■ **EXERCISE DESCRIPTION**
Pull out every line below that contains the word "aura".

■ **DATASET EXTRACT**
········
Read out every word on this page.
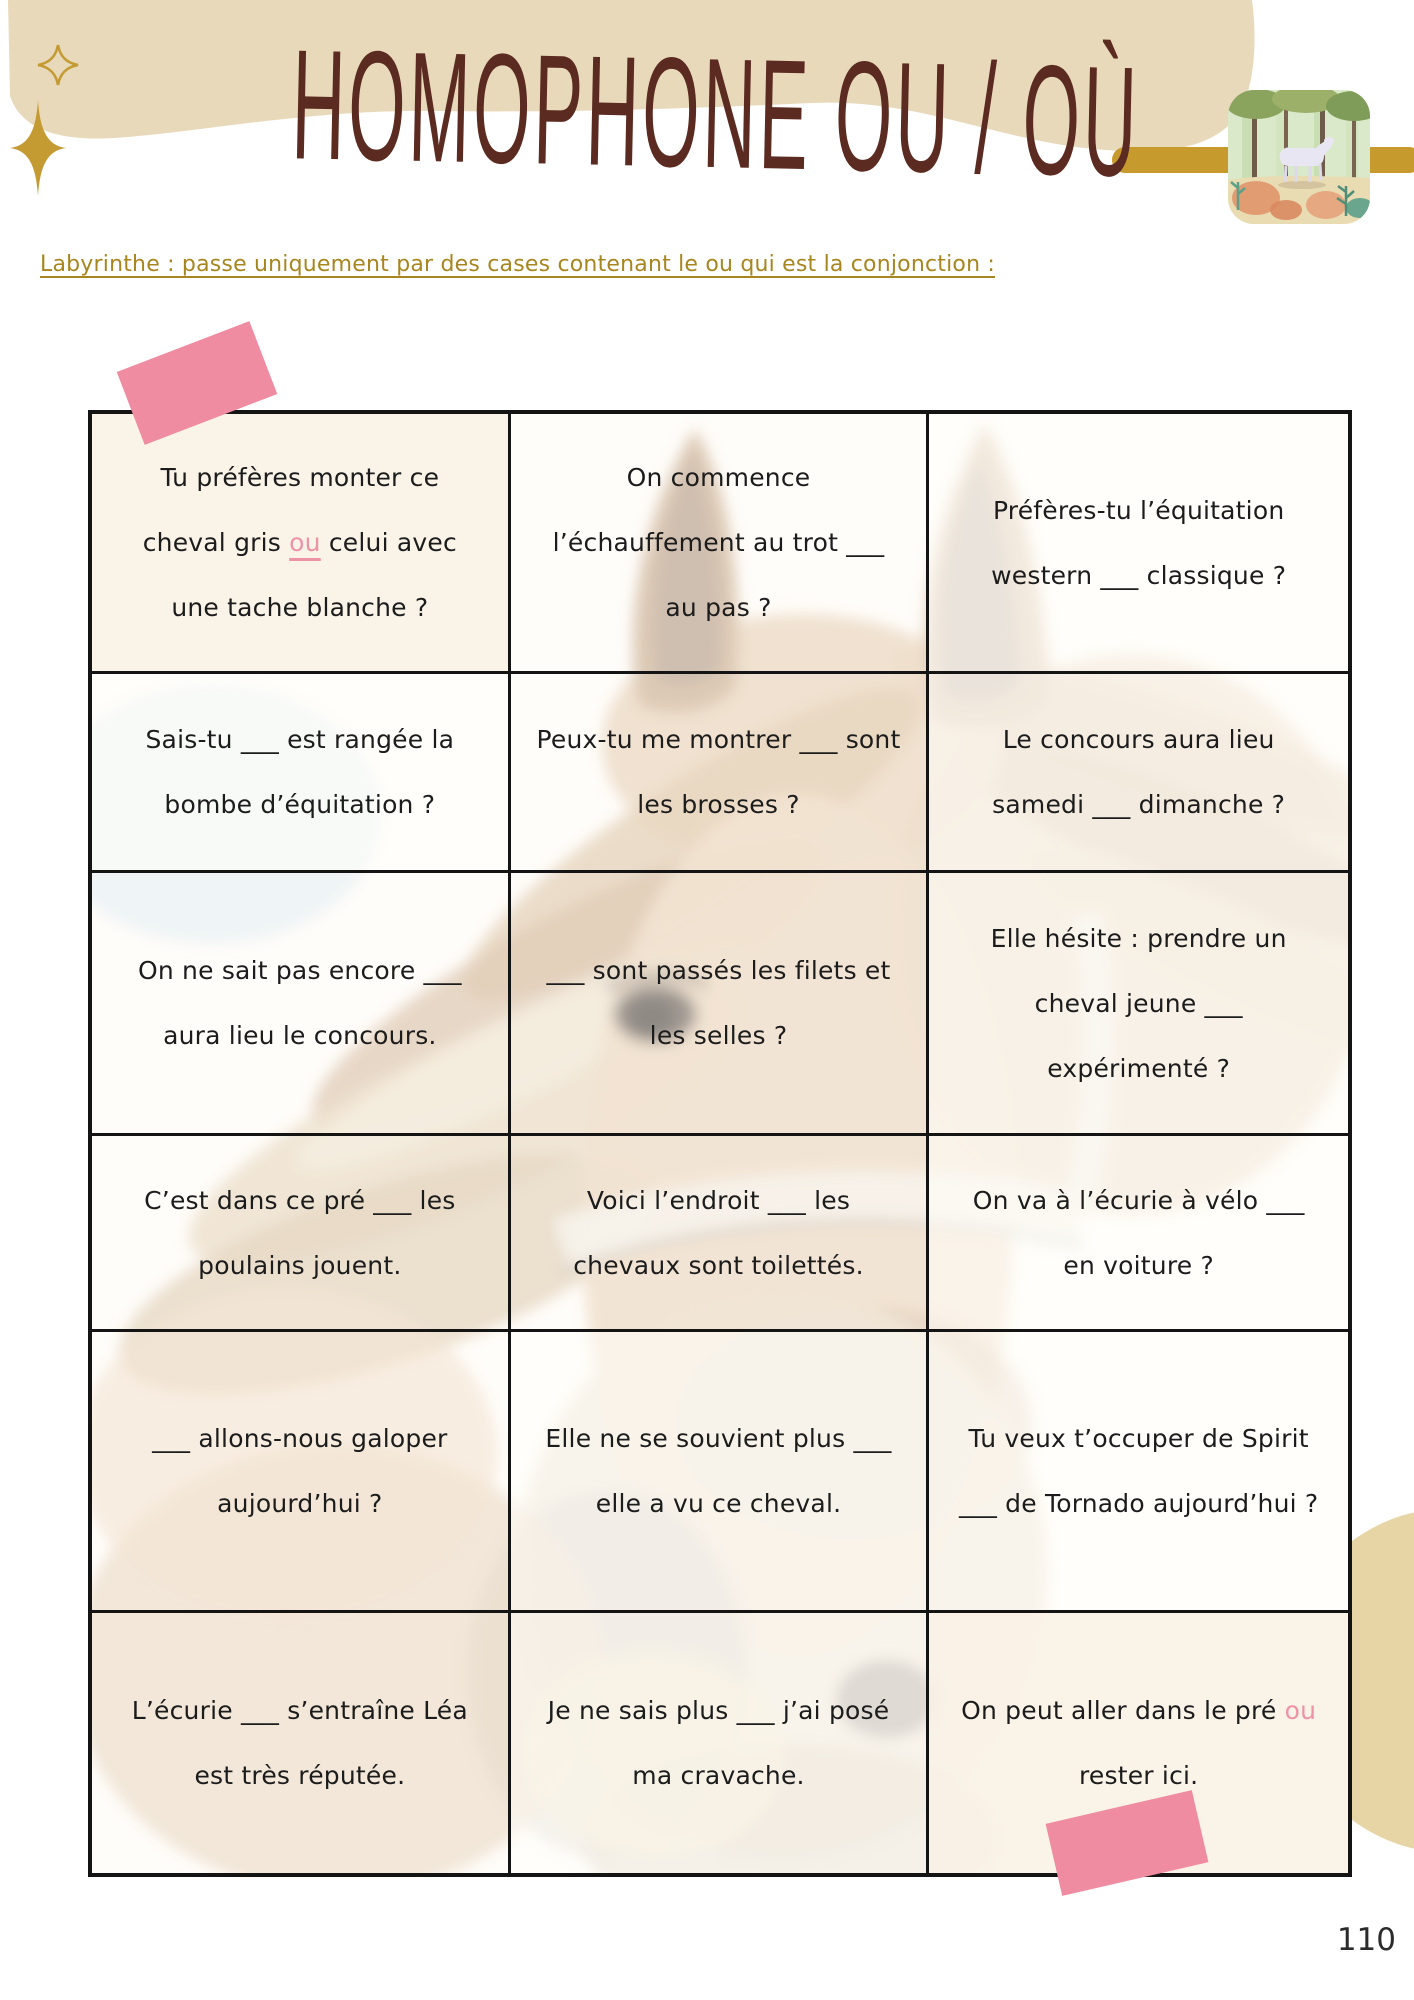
HOMOPHONE OU / OÙ
Labyrinthe : passe uniquement par des cases contenant le ou qui est la conjonction :

Tu préfères monter ce cheval gris ou celui avec une tache blanche ?

On commence l’échauffement au trot ___ au pas ?

Préfères-tu l’équitation western ___ classique ?

Sais-tu ___ est rangée la bombe d’équitation ?

Peux-tu me montrer ___ sont les brosses ?

Le concours aura lieu samedi ___ dimanche ?

On ne sait pas encore ___ aura lieu le concours.

___ sont passés les filets et les selles ?

Elle hésite : prendre un cheval jeune ___ expérimenté ?

C’est dans ce pré ___ les poulains jouent.

Voici l’endroit ___ les chevaux sont toilettés.

On va à l’écurie à vélo ___ en voiture ?

___ allons-nous galoper aujourd’hui ?

Elle ne se souvient plus ___ elle a vu ce cheval.

Tu veux t’occuper de Spirit ___ de Tornado aujourd’hui ?

L’écurie ___ s’entraîne Léa est très réputée.

Je ne sais plus ___ j’ai posé ma cravache.

On peut aller dans le pré ou rester ici.

110
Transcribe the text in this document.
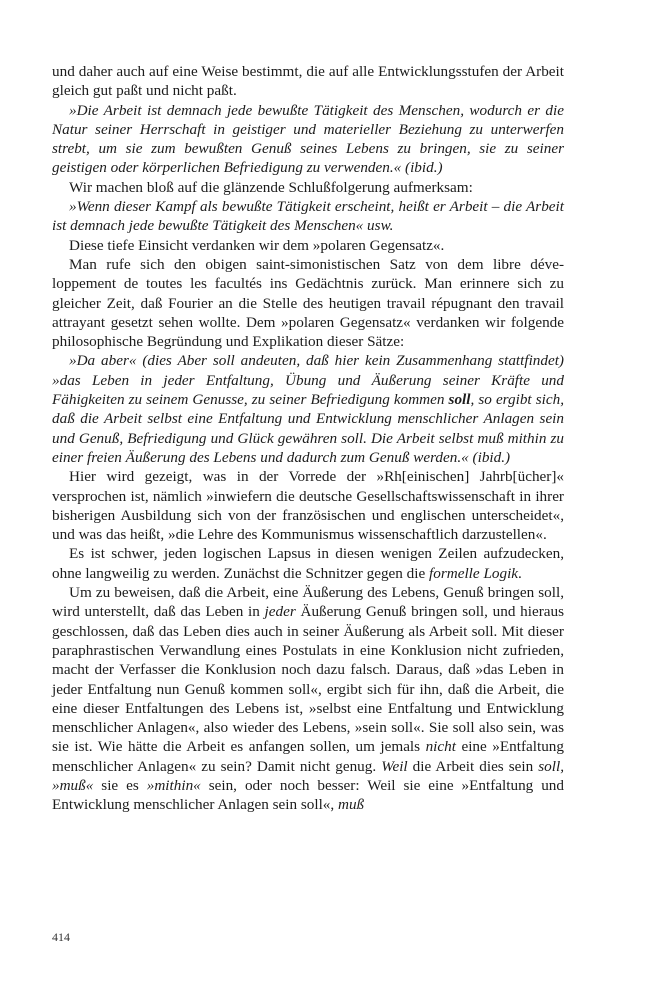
und daher auch auf eine Weise bestimmt, die auf alle Entwicklungsstufen der Arbeit gleich gut paßt und nicht paßt.

»Die Arbeit ist demnach jede bewußte Tätigkeit des Menschen, wodurch er die Natur seiner Herrschaft in geistiger und materieller Beziehung zu unterwerfen strebt, um sie zum bewußten Genuß seines Lebens zu bringen, sie zu seiner geistigen oder körperlichen Befriedigung zu verwenden.« (ibid.)

Wir machen bloß auf die glänzende Schlußfolgerung aufmerksam:

»Wenn dieser Kampf als bewußte Tätigkeit erscheint, heißt er Arbeit – die Arbeit ist demnach jede bewußte Tätigkeit des Menschen« usw.

Diese tiefe Einsicht verdanken wir dem »polaren Gegensatz«.

Man rufe sich den obigen saint-simonistischen Satz von dem libre développement de toutes les facultés ins Gedächtnis zurück. Man erinnere sich zu gleicher Zeit, daß Fourier an die Stelle des heutigen travail répugnant den travail attrayant gesetzt sehen wollte. Dem »polaren Gegensatz« verdanken wir folgende philosophische Begründung und Explikation dieser Sätze:

»Da aber« (dies Aber soll andeuten, daß hier kein Zusammenhang stattfindet) »das Leben in jeder Entfaltung, Übung und Äußerung seiner Kräfte und Fähigkeiten zu seinem Genusse, zu seiner Befriedigung kommen soll, so ergibt sich, daß die Arbeit selbst eine Entfaltung und Entwicklung menschlicher Anlagen sein und Genuß, Befriedigung und Glück gewähren soll. Die Arbeit selbst muß mithin zu einer freien Äußerung des Lebens und dadurch zum Genuß werden.« (ibid.)

Hier wird gezeigt, was in der Vorrede der »Rh[einischen] Jahrb[ücher]« versprochen ist, nämlich »inwiefern die deutsche Gesellschaftswissenschaft in ihrer bisherigen Ausbildung sich von der französischen und englischen unterscheidet«, und was das heißt, »die Lehre des Kommunismus wissenschaftlich darzustellen«.

Es ist schwer, jeden logischen Lapsus in diesen wenigen Zeilen aufzudecken, ohne langweilig zu werden. Zunächst die Schnitzer gegen die formelle Logik.

Um zu beweisen, daß die Arbeit, eine Äußerung des Lebens, Genuß bringen soll, wird unterstellt, daß das Leben in jeder Äußerung Genuß bringen soll, und hieraus geschlossen, daß das Leben dies auch in seiner Äußerung als Arbeit soll. Mit dieser paraphrastischen Verwandlung eines Postulats in eine Konklusion nicht zufrieden, macht der Verfasser die Konklusion noch dazu falsch. Daraus, daß »das Leben in jeder Entfaltung nun Genuß kommen soll«, ergibt sich für ihn, daß die Arbeit, die eine dieser Entfaltungen des Lebens ist, »selbst eine Entfaltung und Entwicklung menschlicher Anlagen«, also wieder des Lebens, »sein soll«. Sie soll also sein, was sie ist. Wie hätte die Arbeit es anfangen sollen, um jemals nicht eine »Entfaltung menschlicher Anlagen« zu sein? Damit nicht genug. Weil die Arbeit dies sein soll, »muß« sie es »mithin« sein, oder noch besser: Weil sie eine »Entfaltung und Entwicklung menschlicher Anlagen sein soll«, muß

414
········
■ **ANSWER FOR THIS EXERCISE**
Le concours aura lieu samedi ___ dimanche ?
On ne sait pas encore ___ aura lieu le concours.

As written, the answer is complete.